» EXERCISE
Copy all the material below, exactly as it stands.

» DATASET ENTRIES
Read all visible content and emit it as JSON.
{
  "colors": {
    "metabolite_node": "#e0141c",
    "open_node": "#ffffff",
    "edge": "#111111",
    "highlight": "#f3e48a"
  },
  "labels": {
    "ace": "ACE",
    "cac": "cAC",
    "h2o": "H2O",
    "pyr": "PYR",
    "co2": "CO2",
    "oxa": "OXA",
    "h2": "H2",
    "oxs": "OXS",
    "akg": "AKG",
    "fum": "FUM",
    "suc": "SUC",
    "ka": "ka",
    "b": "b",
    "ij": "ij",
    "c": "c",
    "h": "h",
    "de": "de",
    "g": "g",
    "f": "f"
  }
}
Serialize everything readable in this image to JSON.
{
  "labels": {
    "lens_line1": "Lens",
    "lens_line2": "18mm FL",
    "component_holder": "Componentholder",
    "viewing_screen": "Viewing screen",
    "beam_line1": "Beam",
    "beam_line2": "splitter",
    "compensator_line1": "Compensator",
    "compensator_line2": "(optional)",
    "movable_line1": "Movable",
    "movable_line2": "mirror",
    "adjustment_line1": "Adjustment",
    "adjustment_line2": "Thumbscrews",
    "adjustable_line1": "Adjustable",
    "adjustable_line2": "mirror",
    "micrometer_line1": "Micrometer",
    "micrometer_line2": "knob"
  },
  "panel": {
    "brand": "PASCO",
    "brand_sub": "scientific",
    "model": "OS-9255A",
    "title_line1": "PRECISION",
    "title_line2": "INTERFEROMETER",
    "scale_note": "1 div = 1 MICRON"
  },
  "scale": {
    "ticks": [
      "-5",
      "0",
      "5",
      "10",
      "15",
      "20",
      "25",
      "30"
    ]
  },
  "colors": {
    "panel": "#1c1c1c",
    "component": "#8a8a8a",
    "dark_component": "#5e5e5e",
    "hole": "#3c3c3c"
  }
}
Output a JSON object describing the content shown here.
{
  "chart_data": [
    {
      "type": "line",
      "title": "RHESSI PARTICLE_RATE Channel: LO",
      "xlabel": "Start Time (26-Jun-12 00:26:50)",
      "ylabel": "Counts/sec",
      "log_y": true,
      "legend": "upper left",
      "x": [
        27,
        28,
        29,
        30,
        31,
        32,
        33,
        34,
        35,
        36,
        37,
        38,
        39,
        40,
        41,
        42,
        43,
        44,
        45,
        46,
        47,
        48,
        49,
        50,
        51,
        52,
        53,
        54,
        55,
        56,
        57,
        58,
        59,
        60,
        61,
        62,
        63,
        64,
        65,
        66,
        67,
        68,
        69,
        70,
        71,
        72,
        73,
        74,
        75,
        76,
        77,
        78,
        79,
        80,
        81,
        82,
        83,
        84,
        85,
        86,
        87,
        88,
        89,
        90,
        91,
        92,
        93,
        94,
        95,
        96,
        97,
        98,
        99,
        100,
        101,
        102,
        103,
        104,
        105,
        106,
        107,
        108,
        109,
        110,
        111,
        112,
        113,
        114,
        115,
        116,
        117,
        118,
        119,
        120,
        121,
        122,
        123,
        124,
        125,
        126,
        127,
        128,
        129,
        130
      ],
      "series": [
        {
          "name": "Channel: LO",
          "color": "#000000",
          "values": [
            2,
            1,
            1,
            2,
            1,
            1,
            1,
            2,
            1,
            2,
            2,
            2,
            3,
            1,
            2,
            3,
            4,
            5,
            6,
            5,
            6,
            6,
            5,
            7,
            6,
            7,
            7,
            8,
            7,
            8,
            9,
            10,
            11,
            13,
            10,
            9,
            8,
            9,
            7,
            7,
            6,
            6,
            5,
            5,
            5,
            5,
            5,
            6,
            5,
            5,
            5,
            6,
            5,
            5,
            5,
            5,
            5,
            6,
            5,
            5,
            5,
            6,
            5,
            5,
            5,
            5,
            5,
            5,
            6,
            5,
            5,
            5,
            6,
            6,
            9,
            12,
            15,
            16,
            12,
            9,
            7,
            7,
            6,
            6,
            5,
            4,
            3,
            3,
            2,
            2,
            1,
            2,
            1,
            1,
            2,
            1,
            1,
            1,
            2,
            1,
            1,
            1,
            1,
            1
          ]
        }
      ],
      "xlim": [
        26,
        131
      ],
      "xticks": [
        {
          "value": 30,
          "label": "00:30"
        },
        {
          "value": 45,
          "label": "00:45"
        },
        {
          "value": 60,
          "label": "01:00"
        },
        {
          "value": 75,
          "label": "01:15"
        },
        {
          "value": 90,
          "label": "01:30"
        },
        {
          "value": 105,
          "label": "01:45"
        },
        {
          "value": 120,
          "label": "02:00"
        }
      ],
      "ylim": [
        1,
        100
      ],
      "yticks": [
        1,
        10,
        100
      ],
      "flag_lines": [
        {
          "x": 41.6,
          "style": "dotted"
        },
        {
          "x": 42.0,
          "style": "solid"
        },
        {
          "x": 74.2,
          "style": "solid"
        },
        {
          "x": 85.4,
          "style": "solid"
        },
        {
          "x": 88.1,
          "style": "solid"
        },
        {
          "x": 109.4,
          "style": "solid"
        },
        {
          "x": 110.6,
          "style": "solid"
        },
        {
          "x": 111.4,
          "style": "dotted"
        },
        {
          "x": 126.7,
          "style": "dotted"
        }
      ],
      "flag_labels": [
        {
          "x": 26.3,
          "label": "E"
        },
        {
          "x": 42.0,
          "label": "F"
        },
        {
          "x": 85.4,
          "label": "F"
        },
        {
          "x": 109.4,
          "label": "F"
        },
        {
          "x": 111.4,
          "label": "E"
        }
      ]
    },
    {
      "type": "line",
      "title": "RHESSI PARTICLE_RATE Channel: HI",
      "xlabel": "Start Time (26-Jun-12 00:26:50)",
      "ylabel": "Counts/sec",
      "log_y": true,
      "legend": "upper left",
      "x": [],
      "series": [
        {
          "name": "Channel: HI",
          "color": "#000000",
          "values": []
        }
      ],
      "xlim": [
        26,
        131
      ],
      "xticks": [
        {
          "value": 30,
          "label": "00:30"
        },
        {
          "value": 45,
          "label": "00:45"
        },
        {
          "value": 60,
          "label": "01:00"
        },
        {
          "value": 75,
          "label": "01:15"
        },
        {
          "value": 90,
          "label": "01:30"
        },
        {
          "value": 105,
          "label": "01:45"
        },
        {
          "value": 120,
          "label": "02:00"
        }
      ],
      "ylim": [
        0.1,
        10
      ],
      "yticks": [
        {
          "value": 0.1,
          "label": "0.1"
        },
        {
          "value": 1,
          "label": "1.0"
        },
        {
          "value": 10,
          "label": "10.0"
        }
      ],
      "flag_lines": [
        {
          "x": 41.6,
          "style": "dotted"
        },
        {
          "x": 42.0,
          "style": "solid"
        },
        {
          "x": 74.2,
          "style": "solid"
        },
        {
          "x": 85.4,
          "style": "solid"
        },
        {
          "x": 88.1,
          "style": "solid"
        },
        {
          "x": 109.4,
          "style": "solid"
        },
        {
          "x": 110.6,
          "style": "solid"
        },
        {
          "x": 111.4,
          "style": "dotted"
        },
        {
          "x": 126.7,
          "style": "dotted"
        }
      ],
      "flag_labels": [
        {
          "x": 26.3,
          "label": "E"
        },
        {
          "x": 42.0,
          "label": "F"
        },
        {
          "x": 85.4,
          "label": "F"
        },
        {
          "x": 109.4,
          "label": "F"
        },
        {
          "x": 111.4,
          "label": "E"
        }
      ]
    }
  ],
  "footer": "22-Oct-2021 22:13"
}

» EXPECTED ANSWER
Read all visible content and emit it as JSON.
{
  "colors": {
    "metabolite_node": "#e0141c",
    "open_node": "#ffffff",
    "edge": "#111111",
    "highlight": "#f3e48a"
  },
  "labels": {
    "ace": "ACE",
    "cac": "cAC",
    "h2o": "H2O",
    "pyr": "PYR",
    "co2": "CO2",
    "oxa": "OXA",
    "h2": "H2",
    "oxs": "OXS",
    "akg": "AKG",
    "fum": "FUM",
    "suc": "SUC",
    "ka": "ka",
    "b": "b",
    "ij": "ij",
    "c": "c",
    "h": "h",
    "de": "de",
    "g": "g",
    "f": "f"
  }
}
Serialize everything readable in this image to JSON.
{
  "labels": {
    "lens_line1": "Lens",
    "lens_line2": "18mm FL",
    "component_holder": "Componentholder",
    "viewing_screen": "Viewing screen",
    "beam_line1": "Beam",
    "beam_line2": "splitter",
    "compensator_line1": "Compensator",
    "compensator_line2": "(optional)",
    "movable_line1": "Movable",
    "movable_line2": "mirror",
    "adjustment_line1": "Adjustment",
    "adjustment_line2": "Thumbscrews",
    "adjustable_line1": "Adjustable",
    "adjustable_line2": "mirror",
    "micrometer_line1": "Micrometer",
    "micrometer_line2": "knob"
  },
  "panel": {
    "brand": "PASCO",
    "brand_sub": "scientific",
    "model": "OS-9255A",
    "title_line1": "PRECISION",
    "title_line2": "INTERFEROMETER",
    "scale_note": "1 div = 1 MICRON"
  },
  "scale": {
    "ticks": [
      "-5",
      "0",
      "5",
      "10",
      "15",
      "20",
      "25",
      "30"
    ]
  },
  "colors": {
    "panel": "#1c1c1c",
    "component": "#8a8a8a",
    "dark_component": "#5e5e5e",
    "hole": "#3c3c3c"
  }
}
Output a JSON object describing the content shown here.
{
  "chart_data": [
    {
      "type": "line",
      "title": "RHESSI PARTICLE_RATE Channel: LO",
      "xlabel": "Start Time (26-Jun-12 00:26:50)",
      "ylabel": "Counts/sec",
      "log_y": true,
      "legend": "upper left",
      "x": [
        27,
        28,
        29,
        30,
        31,
        32,
        33,
        34,
        35,
        36,
        37,
        38,
        39,
        40,
        41,
        42,
        43,
        44,
        45,
        46,
        47,
        48,
        49,
        50,
        51,
        52,
        53,
        54,
        55,
        56,
        57,
        58,
        59,
        60,
        61,
        62,
        63,
        64,
        65,
        66,
        67,
        68,
        69,
        70,
        71,
        72,
        73,
        74,
        75,
        76,
        77,
        78,
        79,
        80,
        81,
        82,
        83,
        84,
        85,
        86,
        87,
        88,
        89,
        90,
        91,
        92,
        93,
        94,
        95,
        96,
        97,
        98,
        99,
        100,
        101,
        102,
        103,
        104,
        105,
        106,
        107,
        108,
        109,
        110,
        111,
        112,
        113,
        114,
        115,
        116,
        117,
        118,
        119,
        120,
        121,
        122,
        123,
        124,
        125,
        126,
        127,
        128,
        129,
        130
      ],
      "series": [
        {
          "name": "Channel: LO",
          "color": "#000000",
          "values": [
            2,
            1,
            1,
            2,
            1,
            1,
            1,
            2,
            1,
            2,
            2,
            2,
            3,
            1,
            2,
            3,
            4,
            5,
            6,
            5,
            6,
            6,
            5,
            7,
            6,
            7,
            7,
            8,
            7,
            8,
            9,
            10,
            11,
            13,
            10,
            9,
            8,
            9,
            7,
            7,
            6,
            6,
            5,
            5,
            5,
            5,
            5,
            6,
            5,
            5,
            5,
            6,
            5,
            5,
            5,
            5,
            5,
            6,
            5,
            5,
            5,
            6,
            5,
            5,
            5,
            5,
            5,
            5,
            6,
            5,
            5,
            5,
            6,
            6,
            9,
            12,
            15,
            16,
            12,
            9,
            7,
            7,
            6,
            6,
            5,
            4,
            3,
            3,
            2,
            2,
            1,
            2,
            1,
            1,
            2,
            1,
            1,
            1,
            2,
            1,
            1,
            1,
            1,
            1
          ]
        }
      ],
      "xlim": [
        26,
        131
      ],
      "xticks": [
        {
          "value": 30,
          "label": "00:30"
        },
        {
          "value": 45,
          "label": "00:45"
        },
        {
          "value": 60,
          "label": "01:00"
        },
        {
          "value": 75,
          "label": "01:15"
        },
        {
          "value": 90,
          "label": "01:30"
        },
        {
          "value": 105,
          "label": "01:45"
        },
        {
          "value": 120,
          "label": "02:00"
        }
      ],
      "ylim": [
        1,
        100
      ],
      "yticks": [
        1,
        10,
        100
      ],
      "flag_lines": [
        {
          "x": 41.6,
          "style": "dotted"
        },
        {
          "x": 42.0,
          "style": "solid"
        },
        {
          "x": 74.2,
          "style": "solid"
        },
        {
          "x": 85.4,
          "style": "solid"
        },
        {
          "x": 88.1,
          "style": "solid"
        },
        {
          "x": 109.4,
          "style": "solid"
        },
        {
          "x": 110.6,
          "style": "solid"
        },
        {
          "x": 111.4,
          "style": "dotted"
        },
        {
          "x": 126.7,
          "style": "dotted"
        }
      ],
      "flag_labels": [
        {
          "x": 26.3,
          "label": "E"
        },
        {
          "x": 42.0,
          "label": "F"
        },
        {
          "x": 85.4,
          "label": "F"
        },
        {
          "x": 109.4,
          "label": "F"
        },
        {
          "x": 111.4,
          "label": "E"
        }
      ]
    },
    {
      "type": "line",
      "title": "RHESSI PARTICLE_RATE Channel: HI",
      "xlabel": "Start Time (26-Jun-12 00:26:50)",
      "ylabel": "Counts/sec",
      "log_y": true,
      "legend": "upper left",
      "x": [],
      "series": [
        {
          "name": "Channel: HI",
          "color": "#000000",
          "values": []
        }
      ],
      "xlim": [
        26,
        131
      ],
      "xticks": [
        {
          "value": 30,
          "label": "00:30"
        },
        {
          "value": 45,
          "label": "00:45"
        },
        {
          "value": 60,
          "label": "01:00"
        },
        {
          "value": 75,
          "label": "01:15"
        },
        {
          "value": 90,
          "label": "01:30"
        },
        {
          "value": 105,
          "label": "01:45"
        },
        {
          "value": 120,
          "label": "02:00"
        }
      ],
      "ylim": [
        0.1,
        10
      ],
      "yticks": [
        {
          "value": 0.1,
          "label": "0.1"
        },
        {
          "value": 1,
          "label": "1.0"
        },
        {
          "value": 10,
          "label": "10.0"
        }
      ],
      "flag_lines": [
        {
          "x": 41.6,
          "style": "dotted"
        },
        {
          "x": 42.0,
          "style": "solid"
        },
        {
          "x": 74.2,
          "style": "solid"
        },
        {
          "x": 85.4,
          "style": "solid"
        },
        {
          "x": 88.1,
          "style": "solid"
        },
        {
          "x": 109.4,
          "style": "solid"
        },
        {
          "x": 110.6,
          "style": "solid"
        },
        {
          "x": 111.4,
          "style": "dotted"
        },
        {
          "x": 126.7,
          "style": "dotted"
        }
      ],
      "flag_labels": [
        {
          "x": 26.3,
          "label": "E"
        },
        {
          "x": 42.0,
          "label": "F"
        },
        {
          "x": 85.4,
          "label": "F"
        },
        {
          "x": 109.4,
          "label": "F"
        },
        {
          "x": 111.4,
          "label": "E"
        }
      ]
    }
  ],
  "footer": "22-Oct-2021 22:13"
}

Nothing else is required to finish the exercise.